- _WHAT THIS TASK INVOLVES_: Read the lines that follow and pick out every one containing the word "propagation".

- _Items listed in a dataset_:
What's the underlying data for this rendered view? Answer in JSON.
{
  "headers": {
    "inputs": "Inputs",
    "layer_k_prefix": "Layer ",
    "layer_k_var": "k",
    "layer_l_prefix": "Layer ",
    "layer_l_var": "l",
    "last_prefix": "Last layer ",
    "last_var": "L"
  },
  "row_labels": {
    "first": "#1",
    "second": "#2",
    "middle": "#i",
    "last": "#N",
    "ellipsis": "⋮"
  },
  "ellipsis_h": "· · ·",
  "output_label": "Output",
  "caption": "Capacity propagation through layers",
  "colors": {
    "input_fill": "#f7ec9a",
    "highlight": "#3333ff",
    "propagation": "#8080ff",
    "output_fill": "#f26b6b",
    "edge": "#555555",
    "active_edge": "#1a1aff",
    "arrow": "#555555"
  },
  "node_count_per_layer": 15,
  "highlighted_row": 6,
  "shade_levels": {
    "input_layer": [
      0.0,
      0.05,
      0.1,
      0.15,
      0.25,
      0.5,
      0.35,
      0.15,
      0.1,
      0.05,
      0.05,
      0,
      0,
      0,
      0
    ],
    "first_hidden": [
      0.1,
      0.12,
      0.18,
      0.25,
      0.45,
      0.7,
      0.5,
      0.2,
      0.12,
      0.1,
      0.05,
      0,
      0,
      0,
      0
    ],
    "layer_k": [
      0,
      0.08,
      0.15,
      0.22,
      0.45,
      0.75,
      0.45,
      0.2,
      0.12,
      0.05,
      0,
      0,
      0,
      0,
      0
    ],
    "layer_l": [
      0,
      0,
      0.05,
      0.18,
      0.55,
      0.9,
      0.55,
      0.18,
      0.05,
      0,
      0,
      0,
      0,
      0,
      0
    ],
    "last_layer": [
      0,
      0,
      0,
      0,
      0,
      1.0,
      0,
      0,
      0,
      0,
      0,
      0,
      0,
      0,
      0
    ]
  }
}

- _EXERCISE OUTPUT_:
  "caption": "Capacity propagation through layers",
    "propagation": "#8080ff",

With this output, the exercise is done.